What you need to do –
Pictures do not belong in your copy. Repeat all the other data exactly.

Source data –
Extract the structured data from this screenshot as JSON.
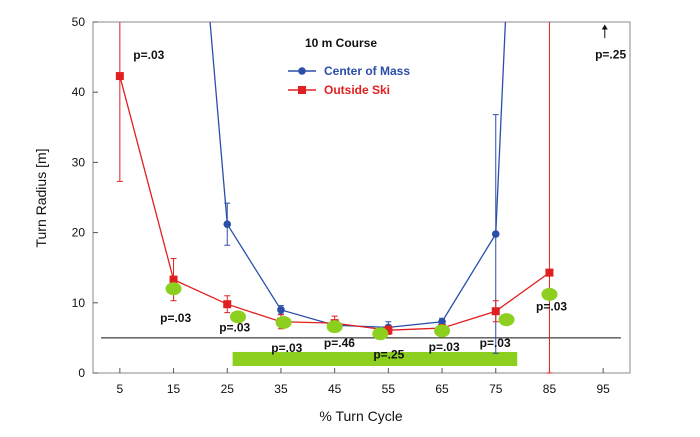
{
  "chart_data": {
    "type": "line",
    "title": "10 m Course",
    "xlabel": "% Turn Cycle",
    "ylabel": "Turn Radius [m]",
    "xlim": [
      0,
      100
    ],
    "ylim": [
      0,
      50
    ],
    "xticks": [
      5,
      15,
      25,
      35,
      45,
      55,
      65,
      75,
      85,
      95
    ],
    "yticks": [
      0,
      10,
      20,
      30,
      40,
      50
    ],
    "x_tick_labels": [
      "5",
      "15",
      "25",
      "35",
      "45",
      "55",
      "65",
      "75",
      "85",
      "95"
    ],
    "y_tick_labels": [
      "0",
      "10",
      "20",
      "30",
      "40",
      "50"
    ],
    "reference_line_y": 5,
    "series": [
      {
        "name": "Center of Mass",
        "color": "#2b4fa8",
        "marker": "circle",
        "points": [
          {
            "x": 25,
            "y": 21.2,
            "err": 3.0
          },
          {
            "x": 35,
            "y": 9.0,
            "err": 0.6
          },
          {
            "x": 45,
            "y": 6.8,
            "err": 0.6
          },
          {
            "x": 55,
            "y": 6.5,
            "err": 0.8
          },
          {
            "x": 65,
            "y": 7.3,
            "err": 0.5
          },
          {
            "x": 75,
            "y": 19.8,
            "err": 17.0
          }
        ],
        "offscale_left": {
          "x_from": 21.8,
          "x_to": 25
        },
        "offscale_right": {
          "x_from": 75,
          "x_to": 76.8
        }
      },
      {
        "name": "Outside Ski",
        "color": "#e02020",
        "marker": "square",
        "points": [
          {
            "x": 5,
            "y": 42.3,
            "err": 15.0
          },
          {
            "x": 15,
            "y": 13.3,
            "err": 3.0
          },
          {
            "x": 25,
            "y": 9.8,
            "err": 1.2
          },
          {
            "x": 35,
            "y": 7.3,
            "err": 1.0
          },
          {
            "x": 45,
            "y": 7.1,
            "err": 1.0
          },
          {
            "x": 55,
            "y": 6.1,
            "err": 0.6
          },
          {
            "x": 65,
            "y": 6.4,
            "err": 0.5
          },
          {
            "x": 75,
            "y": 8.8,
            "err": 1.5
          },
          {
            "x": 85,
            "y": 14.3,
            "err": 36.0
          }
        ]
      }
    ],
    "green_markers": [
      {
        "x": 15,
        "y": 12.0
      },
      {
        "x": 27,
        "y": 8.0
      },
      {
        "x": 35.5,
        "y": 7.2
      },
      {
        "x": 45,
        "y": 6.6
      },
      {
        "x": 53.5,
        "y": 5.6
      },
      {
        "x": 65,
        "y": 6.0
      },
      {
        "x": 77,
        "y": 7.6
      },
      {
        "x": 85,
        "y": 11.2
      }
    ],
    "significance_bar": {
      "x_start": 26,
      "x_end": 79,
      "y": 2,
      "color": "#8ccf1e"
    },
    "annotations": [
      {
        "text": "p=.03",
        "x": 7.5,
        "y": 44.7
      },
      {
        "text": "p=.03",
        "x": 12.5,
        "y": 7.3
      },
      {
        "text": "p=.03",
        "x": 23.5,
        "y": 5.9
      },
      {
        "text": "p=.03",
        "x": 33.2,
        "y": 3.0
      },
      {
        "text": "p=.46",
        "x": 43.0,
        "y": 3.7
      },
      {
        "text": "p=.25",
        "x": 52.2,
        "y": 2.1
      },
      {
        "text": "p=.03",
        "x": 62.5,
        "y": 3.1
      },
      {
        "text": "p=.03",
        "x": 72.0,
        "y": 3.7
      },
      {
        "text": "p=.03",
        "x": 82.5,
        "y": 8.9
      },
      {
        "text": "p=.25",
        "x": 93.5,
        "y": 44.8
      }
    ],
    "arrow_up": {
      "x": 95.3,
      "y_from": 47.7,
      "y_to": 49.5
    },
    "legend": {
      "position": "top-center",
      "title": "10 m Course",
      "entries": [
        "Center of Mass",
        "Outside Ski"
      ]
    }
  }
}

Result for this exercise –
Extract the structured data from this screenshot as JSON.
{
  "chart_data": {
    "type": "line",
    "title": "10 m Course",
    "xlabel": "% Turn Cycle",
    "ylabel": "Turn Radius [m]",
    "xlim": [
      0,
      100
    ],
    "ylim": [
      0,
      50
    ],
    "xticks": [
      5,
      15,
      25,
      35,
      45,
      55,
      65,
      75,
      85,
      95
    ],
    "yticks": [
      0,
      10,
      20,
      30,
      40,
      50
    ],
    "x_tick_labels": [
      "5",
      "15",
      "25",
      "35",
      "45",
      "55",
      "65",
      "75",
      "85",
      "95"
    ],
    "y_tick_labels": [
      "0",
      "10",
      "20",
      "30",
      "40",
      "50"
    ],
    "reference_line_y": 5,
    "series": [
      {
        "name": "Center of Mass",
        "color": "#2b4fa8",
        "marker": "circle",
        "points": [
          {
            "x": 25,
            "y": 21.2,
            "err": 3.0
          },
          {
            "x": 35,
            "y": 9.0,
            "err": 0.6
          },
          {
            "x": 45,
            "y": 6.8,
            "err": 0.6
          },
          {
            "x": 55,
            "y": 6.5,
            "err": 0.8
          },
          {
            "x": 65,
            "y": 7.3,
            "err": 0.5
          },
          {
            "x": 75,
            "y": 19.8,
            "err": 17.0
          }
        ],
        "offscale_left": {
          "x_from": 21.8,
          "x_to": 25
        },
        "offscale_right": {
          "x_from": 75,
          "x_to": 76.8
        }
      },
      {
        "name": "Outside Ski",
        "color": "#e02020",
        "marker": "square",
        "points": [
          {
            "x": 5,
            "y": 42.3,
            "err": 15.0
          },
          {
            "x": 15,
            "y": 13.3,
            "err": 3.0
          },
          {
            "x": 25,
            "y": 9.8,
            "err": 1.2
          },
          {
            "x": 35,
            "y": 7.3,
            "err": 1.0
          },
          {
            "x": 45,
            "y": 7.1,
            "err": 1.0
          },
          {
            "x": 55,
            "y": 6.1,
            "err": 0.6
          },
          {
            "x": 65,
            "y": 6.4,
            "err": 0.5
          },
          {
            "x": 75,
            "y": 8.8,
            "err": 1.5
          },
          {
            "x": 85,
            "y": 14.3,
            "err": 36.0
          }
        ]
      }
    ],
    "green_markers": [
      {
        "x": 15,
        "y": 12.0
      },
      {
        "x": 27,
        "y": 8.0
      },
      {
        "x": 35.5,
        "y": 7.2
      },
      {
        "x": 45,
        "y": 6.6
      },
      {
        "x": 53.5,
        "y": 5.6
      },
      {
        "x": 65,
        "y": 6.0
      },
      {
        "x": 77,
        "y": 7.6
      },
      {
        "x": 85,
        "y": 11.2
      }
    ],
    "significance_bar": {
      "x_start": 26,
      "x_end": 79,
      "y": 2,
      "color": "#8ccf1e"
    },
    "annotations": [
      {
        "text": "p=.03",
        "x": 7.5,
        "y": 44.7
      },
      {
        "text": "p=.03",
        "x": 12.5,
        "y": 7.3
      },
      {
        "text": "p=.03",
        "x": 23.5,
        "y": 5.9
      },
      {
        "text": "p=.03",
        "x": 33.2,
        "y": 3.0
      },
      {
        "text": "p=.46",
        "x": 43.0,
        "y": 3.7
      },
      {
        "text": "p=.25",
        "x": 52.2,
        "y": 2.1
      },
      {
        "text": "p=.03",
        "x": 62.5,
        "y": 3.1
      },
      {
        "text": "p=.03",
        "x": 72.0,
        "y": 3.7
      },
      {
        "text": "p=.03",
        "x": 82.5,
        "y": 8.9
      },
      {
        "text": "p=.25",
        "x": 93.5,
        "y": 44.8
      }
    ],
    "arrow_up": {
      "x": 95.3,
      "y_from": 47.7,
      "y_to": 49.5
    },
    "legend": {
      "position": "top-center",
      "title": "10 m Course",
      "entries": [
        "Center of Mass",
        "Outside Ski"
      ]
    }
  }
}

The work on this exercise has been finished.